Directions ::
1. Decide whether each of these statements agrees with the Cinebench 2024 thread, answering yes or no and quoting the words from the thread that settle it: (a) Jimmyjames could not find any Cuda results for the 4000 series. (b) According to dada_dave, the Ultra starts at $2000. (c) The Mastodon discussion involved two ex Apple devs.
2. Retype the part of the Cinebench 2024 thread starting at "I’ve recent seen" and ending at "are miles away.".

::: Passage shown :::

Cinebench 2024

Jimmyjames · Sep 9, 2023

dada_dave said:
How did you get non-ray tracing results for Blender? When I was playing with the database it was either ray tracing results or older versions of Blender.

I think if you filter by Cuda, you’re getting results without the use of RT cores. Weirdly I couldn’t see any Cuda results for the 4000 series. I understand why people would use them for Blender, but it does make it hard to compare.

dada_dave · Sep 9, 2023

Jimmyjames said:
I think if you filter by Cuda, you’re getting results without the use of RT cores. Weirdly I couldn’t see any Cuda results for the 4000 series. I understand why people would use them for Blender, but it does make it hard to compare.

Ah yeah that’s what I had problems with too.

dada_dave · Sep 9, 2023

Jimmyjames said:
So to me, that begs the question: what’s the point of Apple Silicon on the desktop?

If you can build a pc with 2x 4090 for the price of an Ultra, what is the end game for Apple. Why would people buy it and therefore what motivates developers to optimise for Apple Silicon’s unique architecture?

I’ve recent seen a discussion on Mastodon where two ex Apple devs briefly discuss the problems they have with getting their current companies to invest in Metal and Apple Silicon’s way of doing things. There isn’t a great deal of optimism there. Then there are the recent games released for the Mac, with help from Apple. The performance seems OK at best. Often struggling to match a pc.

I feel to have a chance on the desktop, ASi has to have significantly better performance than the competition, given the massive entrenched market there. In terms of cpu, they are really close. In terms of gpu, it feels like they are miles away.

That’s a bit of an exaggeration since the Ultra starts at $4000 and two 4090s can cost close to that (a lot are closer to $2000 than MSRP) with nothing else but not far off.

::: Extracted material :::

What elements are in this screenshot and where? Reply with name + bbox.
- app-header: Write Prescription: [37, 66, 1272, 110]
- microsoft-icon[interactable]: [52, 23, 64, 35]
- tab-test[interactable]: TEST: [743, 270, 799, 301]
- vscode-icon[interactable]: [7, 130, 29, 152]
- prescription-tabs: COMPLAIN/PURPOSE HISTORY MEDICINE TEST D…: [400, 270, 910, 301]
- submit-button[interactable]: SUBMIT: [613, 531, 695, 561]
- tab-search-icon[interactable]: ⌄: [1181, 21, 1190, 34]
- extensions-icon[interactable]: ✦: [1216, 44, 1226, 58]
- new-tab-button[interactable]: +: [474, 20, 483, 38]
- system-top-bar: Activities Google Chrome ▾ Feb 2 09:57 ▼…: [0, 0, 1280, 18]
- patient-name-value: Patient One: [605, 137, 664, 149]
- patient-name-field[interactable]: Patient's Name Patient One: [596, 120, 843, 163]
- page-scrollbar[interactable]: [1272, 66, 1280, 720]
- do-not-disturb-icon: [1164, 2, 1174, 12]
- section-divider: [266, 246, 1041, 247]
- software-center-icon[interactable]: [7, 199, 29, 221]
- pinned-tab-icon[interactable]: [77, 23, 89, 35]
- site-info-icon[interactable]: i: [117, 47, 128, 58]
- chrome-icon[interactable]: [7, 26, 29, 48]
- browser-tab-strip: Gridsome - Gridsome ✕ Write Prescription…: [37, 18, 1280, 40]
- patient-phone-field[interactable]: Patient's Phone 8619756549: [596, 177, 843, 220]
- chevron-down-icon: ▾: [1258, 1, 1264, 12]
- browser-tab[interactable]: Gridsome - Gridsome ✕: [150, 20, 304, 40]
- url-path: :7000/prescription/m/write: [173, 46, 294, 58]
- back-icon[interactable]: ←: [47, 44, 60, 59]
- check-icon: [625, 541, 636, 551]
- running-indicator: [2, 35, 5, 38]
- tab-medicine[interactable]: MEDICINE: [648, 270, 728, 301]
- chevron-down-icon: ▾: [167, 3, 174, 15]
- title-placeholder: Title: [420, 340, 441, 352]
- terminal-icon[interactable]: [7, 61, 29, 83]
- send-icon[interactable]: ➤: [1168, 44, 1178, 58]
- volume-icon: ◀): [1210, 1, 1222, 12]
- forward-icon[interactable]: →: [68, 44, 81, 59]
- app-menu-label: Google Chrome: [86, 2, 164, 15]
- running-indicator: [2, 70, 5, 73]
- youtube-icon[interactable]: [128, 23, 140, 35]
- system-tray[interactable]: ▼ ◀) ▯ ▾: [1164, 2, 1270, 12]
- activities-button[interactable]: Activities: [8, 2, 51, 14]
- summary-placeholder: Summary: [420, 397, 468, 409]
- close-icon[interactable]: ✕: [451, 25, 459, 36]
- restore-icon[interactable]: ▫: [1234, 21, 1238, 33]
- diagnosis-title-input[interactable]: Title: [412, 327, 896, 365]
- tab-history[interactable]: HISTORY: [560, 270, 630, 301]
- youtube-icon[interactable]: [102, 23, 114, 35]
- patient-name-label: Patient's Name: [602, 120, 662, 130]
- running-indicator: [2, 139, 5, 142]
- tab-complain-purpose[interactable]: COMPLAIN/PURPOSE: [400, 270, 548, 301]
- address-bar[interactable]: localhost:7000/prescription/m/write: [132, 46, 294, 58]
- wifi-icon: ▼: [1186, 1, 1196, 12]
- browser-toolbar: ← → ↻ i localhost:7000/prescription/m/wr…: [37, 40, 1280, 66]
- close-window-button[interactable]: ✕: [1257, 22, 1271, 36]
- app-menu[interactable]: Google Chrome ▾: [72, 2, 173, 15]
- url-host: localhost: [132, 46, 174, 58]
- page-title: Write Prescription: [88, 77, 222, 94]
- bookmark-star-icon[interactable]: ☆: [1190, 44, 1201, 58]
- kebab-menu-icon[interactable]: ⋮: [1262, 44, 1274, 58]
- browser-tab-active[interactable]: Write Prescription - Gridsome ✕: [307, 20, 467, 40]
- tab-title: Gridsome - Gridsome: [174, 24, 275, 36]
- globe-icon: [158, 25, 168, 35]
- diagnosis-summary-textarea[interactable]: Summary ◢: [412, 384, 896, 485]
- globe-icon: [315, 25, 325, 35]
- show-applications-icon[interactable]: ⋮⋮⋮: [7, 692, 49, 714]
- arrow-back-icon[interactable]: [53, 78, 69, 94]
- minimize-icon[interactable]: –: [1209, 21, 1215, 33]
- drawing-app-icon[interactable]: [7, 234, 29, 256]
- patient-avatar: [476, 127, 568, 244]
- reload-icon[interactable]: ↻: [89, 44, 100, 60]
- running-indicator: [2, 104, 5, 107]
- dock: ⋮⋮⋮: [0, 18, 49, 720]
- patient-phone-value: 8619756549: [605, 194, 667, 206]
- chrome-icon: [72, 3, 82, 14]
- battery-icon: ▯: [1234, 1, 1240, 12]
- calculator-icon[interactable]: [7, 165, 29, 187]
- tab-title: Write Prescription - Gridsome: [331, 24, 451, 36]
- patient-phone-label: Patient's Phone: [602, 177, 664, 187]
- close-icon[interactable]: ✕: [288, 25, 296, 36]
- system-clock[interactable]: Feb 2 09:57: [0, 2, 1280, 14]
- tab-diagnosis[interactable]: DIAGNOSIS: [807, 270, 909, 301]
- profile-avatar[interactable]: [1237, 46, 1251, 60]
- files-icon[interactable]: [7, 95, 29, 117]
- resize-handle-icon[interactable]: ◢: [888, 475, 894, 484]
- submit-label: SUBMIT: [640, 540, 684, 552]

:::

Answers to the exercises ::
1.
(a) Yes: "Weirdly I couldn’t see any Cuda results for the 4000 series."
(b) No: "the Ultra starts at $4000"
(c) Yes: "two ex Apple devs briefly discuss the problems they have with getting their current companies to invest in Metal"

2.
I’ve recent seen a discussion on Mastodon where two ex Apple devs briefly discuss the problems they have with getting their current companies to invest in Metal and Apple Silicon’s way of doing things. There isn’t a great deal of optimism there. Then there are the recent games released for the Mac, with help from Apple. The performance seems OK at best. Often struggling to match a pc.

I feel to have a chance on the desktop, ASi has to have significantly better performance than the competition, given the massive entrenched market there. In terms of cpu, they are really close. In terms of gpu, it feels like they are miles away.